Task prompt | Print the records below word for word, but leave out the pictures.

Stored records
>> Begin

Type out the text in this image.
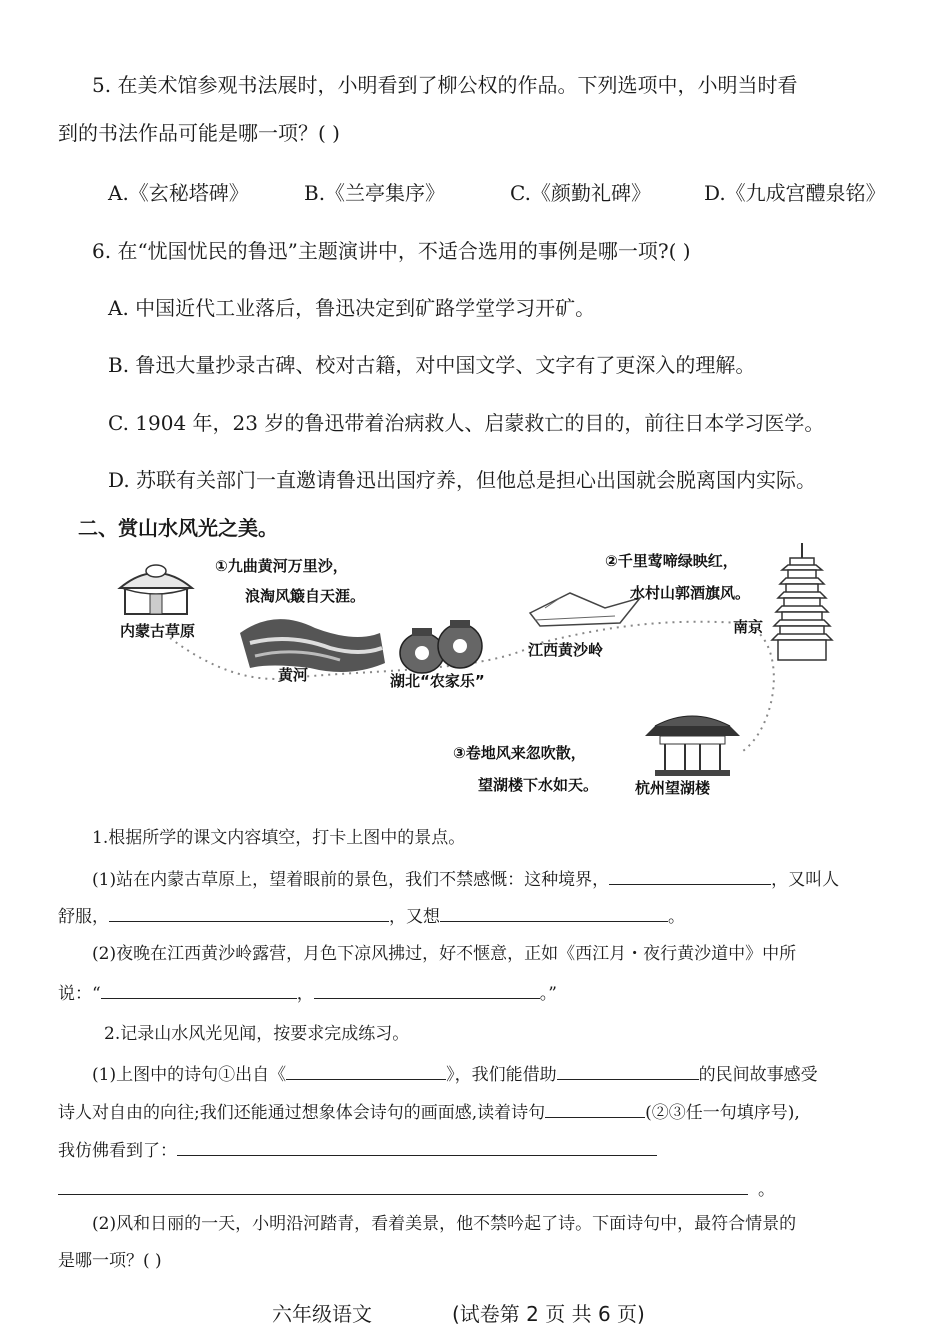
5. 在美术馆参观书法展时，小明看到了柳公权的作品。下列选项中，小明当时看
到的书法作品可能是哪一项？( )
A.《玄秘塔碑》	B.《兰亭集序》	C.《颜勤礼碑》	D.《九成宫醴泉铭》
6. 在“忧国忧民的鲁迅”主题演讲中，不适合选用的事例是哪一项?( )
A. 中国近代工业落后，鲁迅决定到矿路学堂学习开矿。
B. 鲁迅大量抄录古碑、校对古籍，对中国文学、文字有了更深入的理解。
C. 1904 年，23 岁的鲁迅带着治病救人、启蒙救亡的目的，前往日本学习医学。
D. 苏联有关部门一直邀请鲁迅出国疗养，但他总是担心出国就会脱离国内实际。
二、赏山水风光之美。
①九曲黄河万里沙，
浪淘风簸自天涯。
②千里莺啼绿映红，
水村山郭酒旗风。
③卷地风来忽吹散，
望湖楼下水如天。
内蒙古草原
黄河	湖北“农家乐”
江西黄沙岭
南京
杭州望湖楼
1.根据所学的课文内容填空，打卡上图中的景点。
(1)站在内蒙古草原上，望着眼前的景色，我们不禁感慨：这种境界，	，又叫人
舒服，	，又想	。
(2)夜晚在江西黄沙岭露营，月色下凉风拂过，好不惬意，正如《西江月・夜行黄沙道中》中所
说：“	，	。”
2.记录山水风光见闻，按要求完成练习。
(1)上图中的诗句①出自《	》，我们能借助	的民间故事感受
诗人对自由的向往;我们还能通过想象体会诗句的画面感,读着诗句	(②③任一句填序号),
我仿佛看到了：
。
(2)风和日丽的一天，小明沿河踏青，看着美景，他不禁吟起了诗。下面诗句中，最符合情景的
是哪一项？( )
六年级语文	(试卷第 2 页 共 6 页)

>> End

Output of the exercise |
Type out the text in this image.
5. 在美术馆参观书法展时，小明看到了柳公权的作品。下列选项中，小明当时看
到的书法作品可能是哪一项？( )
A.《玄秘塔碑》	B.《兰亭集序》	C.《颜勤礼碑》	D.《九成宫醴泉铭》
6. 在“忧国忧民的鲁迅”主题演讲中，不适合选用的事例是哪一项?( )
A. 中国近代工业落后，鲁迅决定到矿路学堂学习开矿。
B. 鲁迅大量抄录古碑、校对古籍，对中国文学、文字有了更深入的理解。
C. 1904 年，23 岁的鲁迅带着治病救人、启蒙救亡的目的，前往日本学习医学。
D. 苏联有关部门一直邀请鲁迅出国疗养，但他总是担心出国就会脱离国内实际。
二、赏山水风光之美。
①九曲黄河万里沙，
浪淘风簸自天涯。
②千里莺啼绿映红，
水村山郭酒旗风。
③卷地风来忽吹散，
望湖楼下水如天。
内蒙古草原
黄河	湖北“农家乐”
江西黄沙岭
南京
杭州望湖楼
1.根据所学的课文内容填空，打卡上图中的景点。
(1)站在内蒙古草原上，望着眼前的景色，我们不禁感慨：这种境界，	，又叫人
舒服，	，又想	。
(2)夜晚在江西黄沙岭露营，月色下凉风拂过，好不惬意，正如《西江月・夜行黄沙道中》中所
说：“	，	。”
2.记录山水风光见闻，按要求完成练习。
(1)上图中的诗句①出自《	》，我们能借助	的民间故事感受
诗人对自由的向往;我们还能通过想象体会诗句的画面感,读着诗句	(②③任一句填序号),
我仿佛看到了：
。
(2)风和日丽的一天，小明沿河踏青，看着美景，他不禁吟起了诗。下面诗句中，最符合情景的
是哪一项？( )
六年级语文	(试卷第 2 页 共 6 页)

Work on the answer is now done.